Print the listing as it stands, omitting all images.

++++

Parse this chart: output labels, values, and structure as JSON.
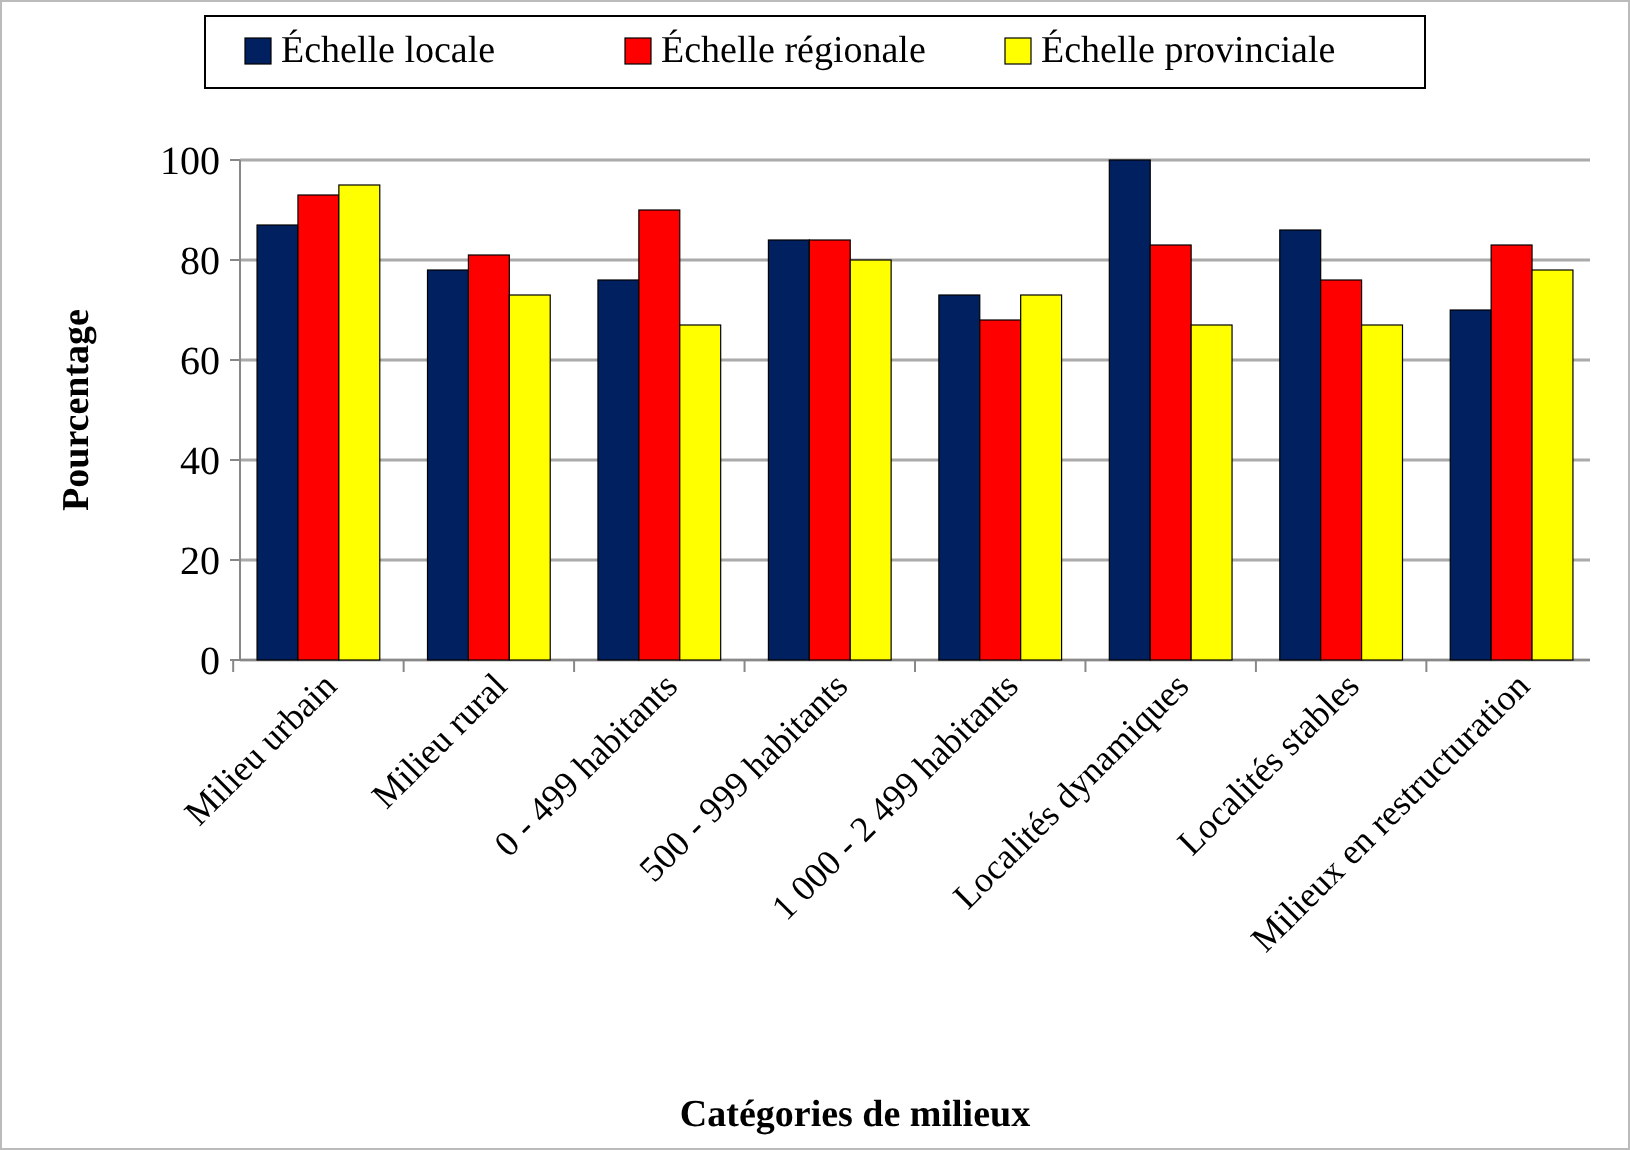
{
  "chart_data": {
    "type": "bar",
    "xlabel": "Catégories de milieux",
    "ylabel": "Pourcentage",
    "categories": [
      "Milieu urbain",
      "Milieu rural",
      "0 - 499 habitants",
      "500 - 999 habitants",
      "1 000 - 2 499 habitants",
      "Localités dynamiques",
      "Localités stables",
      "Milieux en restructuration"
    ],
    "series": [
      {
        "name": "Échelle locale",
        "color": "#002060",
        "values": [
          87,
          78,
          76,
          84,
          73,
          100,
          86,
          70
        ]
      },
      {
        "name": "Échelle régionale",
        "color": "#ff0000",
        "values": [
          93,
          81,
          90,
          84,
          68,
          83,
          76,
          83
        ]
      },
      {
        "name": "Échelle provinciale",
        "color": "#ffff00",
        "values": [
          95,
          73,
          67,
          80,
          73,
          67,
          67,
          78
        ]
      }
    ],
    "ylim": [
      0,
      100
    ],
    "yticks": [
      0,
      20,
      40,
      60,
      80,
      100
    ],
    "grid": "y",
    "legend": "top"
  }
}
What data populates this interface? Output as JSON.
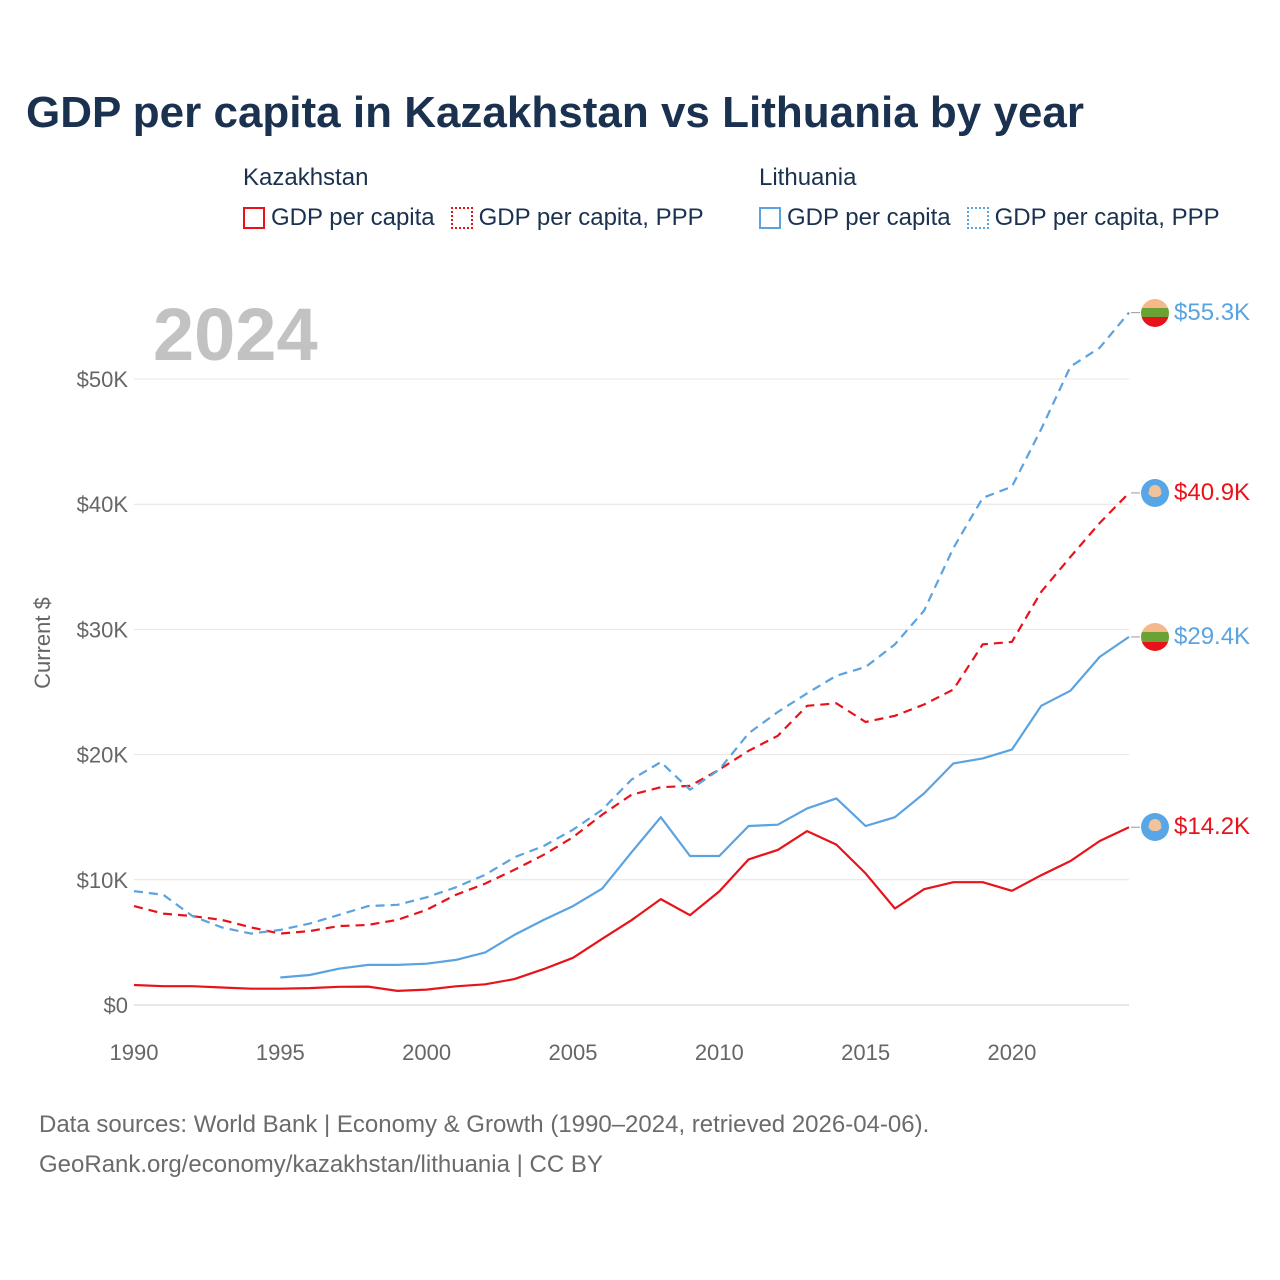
{
  "title": "GDP per capita in Kazakhstan vs Lithuania by year",
  "legend": {
    "groups": [
      {
        "country": "Kazakhstan",
        "color": "#e8131a",
        "items": [
          {
            "label": "GDP per capita",
            "style": "solid"
          },
          {
            "label": "GDP per capita, PPP",
            "style": "dotted"
          }
        ]
      },
      {
        "country": "Lithuania",
        "color": "#5ba3e0",
        "items": [
          {
            "label": "GDP per capita",
            "style": "solid"
          },
          {
            "label": "GDP per capita, PPP",
            "style": "dotted"
          }
        ]
      }
    ]
  },
  "current_year": "2024",
  "end_labels": [
    {
      "text": "$55.3K",
      "color": "#5ba3e0",
      "flag": "lithuania-flag-icon",
      "value": 55300
    },
    {
      "text": "$40.9K",
      "color": "#e8131a",
      "flag": "kazakhstan-flag-icon",
      "value": 40900
    },
    {
      "text": "$29.4K",
      "color": "#5ba3e0",
      "flag": "lithuania-flag-icon",
      "value": 29400
    },
    {
      "text": "$14.2K",
      "color": "#e8131a",
      "flag": "kazakhstan-flag-icon",
      "value": 14200
    }
  ],
  "footer": {
    "line1": "Data sources: World Bank | Economy & Growth (1990–2024, retrieved 2026-04-06).",
    "line2": "GeoRank.org/economy/kazakhstan/lithuania | CC BY"
  },
  "chart_data": {
    "type": "line",
    "title": "GDP per capita in Kazakhstan vs Lithuania by year",
    "xlabel": "",
    "ylabel": "Current $",
    "xlim": [
      1990,
      2024
    ],
    "ylim": [
      0,
      55300
    ],
    "x_ticks": [
      1990,
      1995,
      2000,
      2005,
      2010,
      2015,
      2020
    ],
    "y_ticks": [
      {
        "value": 0,
        "label": "$0"
      },
      {
        "value": 10000,
        "label": "$10K"
      },
      {
        "value": 20000,
        "label": "$20K"
      },
      {
        "value": 30000,
        "label": "$30K"
      },
      {
        "value": 40000,
        "label": "$40K"
      },
      {
        "value": 50000,
        "label": "$50K"
      }
    ],
    "grid": true,
    "series": [
      {
        "name": "Kazakhstan GDP per capita",
        "color": "#e8131a",
        "dash": "solid",
        "start": 1990,
        "values": [
          1600,
          1500,
          1500,
          1400,
          1300,
          1300,
          1350,
          1450,
          1470,
          1130,
          1230,
          1490,
          1650,
          2070,
          2870,
          3770,
          5290,
          6770,
          8460,
          7170,
          9070,
          11630,
          12390,
          13890,
          12810,
          10510,
          7710,
          9250,
          9810,
          9810,
          9120,
          10370,
          11500,
          13100,
          14200
        ]
      },
      {
        "name": "Kazakhstan GDP per capita, PPP",
        "color": "#e8131a",
        "dash": "dashed",
        "start": 1990,
        "values": [
          7900,
          7300,
          7100,
          6800,
          6200,
          5700,
          5900,
          6300,
          6400,
          6800,
          7600,
          8800,
          9700,
          10800,
          12000,
          13400,
          15200,
          16800,
          17400,
          17500,
          18800,
          20300,
          21500,
          23900,
          24100,
          22600,
          23100,
          24000,
          25200,
          28800,
          29000,
          33000,
          35800,
          38500,
          40900
        ]
      },
      {
        "name": "Lithuania GDP per capita",
        "color": "#5ba3e0",
        "dash": "solid",
        "start": 1995,
        "values": [
          2200,
          2400,
          2900,
          3200,
          3200,
          3300,
          3600,
          4200,
          5600,
          6800,
          7900,
          9300,
          12200,
          15000,
          11900,
          11900,
          14300,
          14400,
          15700,
          16500,
          14300,
          15000,
          16900,
          19300,
          19700,
          20400,
          23900,
          25100,
          27800,
          29400
        ]
      },
      {
        "name": "Lithuania GDP per capita, PPP",
        "color": "#5ba3e0",
        "dash": "dashed",
        "start": 1990,
        "values": [
          9100,
          8800,
          7100,
          6200,
          5700,
          6000,
          6500,
          7200,
          7900,
          8000,
          8600,
          9400,
          10400,
          11800,
          12700,
          14000,
          15600,
          18000,
          19400,
          17200,
          18800,
          21700,
          23400,
          24900,
          26300,
          27000,
          28800,
          31500,
          36500,
          40500,
          41400,
          46000,
          51000,
          52500,
          55300
        ]
      }
    ]
  }
}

++++

#### REPLY:
Parse this chart: output labels, values, and structure as JSON.
{
  "chart_data": {
    "type": "bar",
    "xlabel": "Catégories de milieux",
    "ylabel": "Pourcentage",
    "categories": [
      "Milieu urbain",
      "Milieu rural",
      "0 - 499 habitants",
      "500 - 999 habitants",
      "1 000 - 2 499 habitants",
      "Localités dynamiques",
      "Localités stables",
      "Milieux en restructuration"
    ],
    "series": [
      {
        "name": "Échelle locale",
        "color": "#002060",
        "values": [
          87,
          78,
          76,
          84,
          73,
          100,
          86,
          70
        ]
      },
      {
        "name": "Échelle régionale",
        "color": "#ff0000",
        "values": [
          93,
          81,
          90,
          84,
          68,
          83,
          76,
          83
        ]
      },
      {
        "name": "Échelle provinciale",
        "color": "#ffff00",
        "values": [
          95,
          73,
          67,
          80,
          73,
          67,
          67,
          78
        ]
      }
    ],
    "ylim": [
      0,
      100
    ],
    "yticks": [
      0,
      20,
      40,
      60,
      80,
      100
    ],
    "grid": "y",
    "legend": "top"
  }
}
What data populates this interface? Output as JSON.
{
  "title": "GDP per capita in Kazakhstan vs Lithuania by year",
  "legend": {
    "groups": [
      {
        "country": "Kazakhstan",
        "color": "#e8131a",
        "items": [
          {
            "label": "GDP per capita",
            "style": "solid"
          },
          {
            "label": "GDP per capita, PPP",
            "style": "dotted"
          }
        ]
      },
      {
        "country": "Lithuania",
        "color": "#5ba3e0",
        "items": [
          {
            "label": "GDP per capita",
            "style": "solid"
          },
          {
            "label": "GDP per capita, PPP",
            "style": "dotted"
          }
        ]
      }
    ]
  },
  "current_year": "2024",
  "end_labels": [
    {
      "text": "$55.3K",
      "color": "#5ba3e0",
      "flag": "lithuania-flag-icon",
      "value": 55300
    },
    {
      "text": "$40.9K",
      "color": "#e8131a",
      "flag": "kazakhstan-flag-icon",
      "value": 40900
    },
    {
      "text": "$29.4K",
      "color": "#5ba3e0",
      "flag": "lithuania-flag-icon",
      "value": 29400
    },
    {
      "text": "$14.2K",
      "color": "#e8131a",
      "flag": "kazakhstan-flag-icon",
      "value": 14200
    }
  ],
  "footer": {
    "line1": "Data sources: World Bank | Economy & Growth (1990–2024, retrieved 2026-04-06).",
    "line2": "GeoRank.org/economy/kazakhstan/lithuania | CC BY"
  },
  "chart_data": {
    "type": "line",
    "title": "GDP per capita in Kazakhstan vs Lithuania by year",
    "xlabel": "",
    "ylabel": "Current $",
    "xlim": [
      1990,
      2024
    ],
    "ylim": [
      0,
      55300
    ],
    "x_ticks": [
      1990,
      1995,
      2000,
      2005,
      2010,
      2015,
      2020
    ],
    "y_ticks": [
      {
        "value": 0,
        "label": "$0"
      },
      {
        "value": 10000,
        "label": "$10K"
      },
      {
        "value": 20000,
        "label": "$20K"
      },
      {
        "value": 30000,
        "label": "$30K"
      },
      {
        "value": 40000,
        "label": "$40K"
      },
      {
        "value": 50000,
        "label": "$50K"
      }
    ],
    "grid": true,
    "series": [
      {
        "name": "Kazakhstan GDP per capita",
        "color": "#e8131a",
        "dash": "solid",
        "start": 1990,
        "values": [
          1600,
          1500,
          1500,
          1400,
          1300,
          1300,
          1350,
          1450,
          1470,
          1130,
          1230,
          1490,
          1650,
          2070,
          2870,
          3770,
          5290,
          6770,
          8460,
          7170,
          9070,
          11630,
          12390,
          13890,
          12810,
          10510,
          7710,
          9250,
          9810,
          9810,
          9120,
          10370,
          11500,
          13100,
          14200
        ]
      },
      {
        "name": "Kazakhstan GDP per capita, PPP",
        "color": "#e8131a",
        "dash": "dashed",
        "start": 1990,
        "values": [
          7900,
          7300,
          7100,
          6800,
          6200,
          5700,
          5900,
          6300,
          6400,
          6800,
          7600,
          8800,
          9700,
          10800,
          12000,
          13400,
          15200,
          16800,
          17400,
          17500,
          18800,
          20300,
          21500,
          23900,
          24100,
          22600,
          23100,
          24000,
          25200,
          28800,
          29000,
          33000,
          35800,
          38500,
          40900
        ]
      },
      {
        "name": "Lithuania GDP per capita",
        "color": "#5ba3e0",
        "dash": "solid",
        "start": 1995,
        "values": [
          2200,
          2400,
          2900,
          3200,
          3200,
          3300,
          3600,
          4200,
          5600,
          6800,
          7900,
          9300,
          12200,
          15000,
          11900,
          11900,
          14300,
          14400,
          15700,
          16500,
          14300,
          15000,
          16900,
          19300,
          19700,
          20400,
          23900,
          25100,
          27800,
          29400
        ]
      },
      {
        "name": "Lithuania GDP per capita, PPP",
        "color": "#5ba3e0",
        "dash": "dashed",
        "start": 1990,
        "values": [
          9100,
          8800,
          7100,
          6200,
          5700,
          6000,
          6500,
          7200,
          7900,
          8000,
          8600,
          9400,
          10400,
          11800,
          12700,
          14000,
          15600,
          18000,
          19400,
          17200,
          18800,
          21700,
          23400,
          24900,
          26300,
          27000,
          28800,
          31500,
          36500,
          40500,
          41400,
          46000,
          51000,
          52500,
          55300
        ]
      }
    ]
  }
}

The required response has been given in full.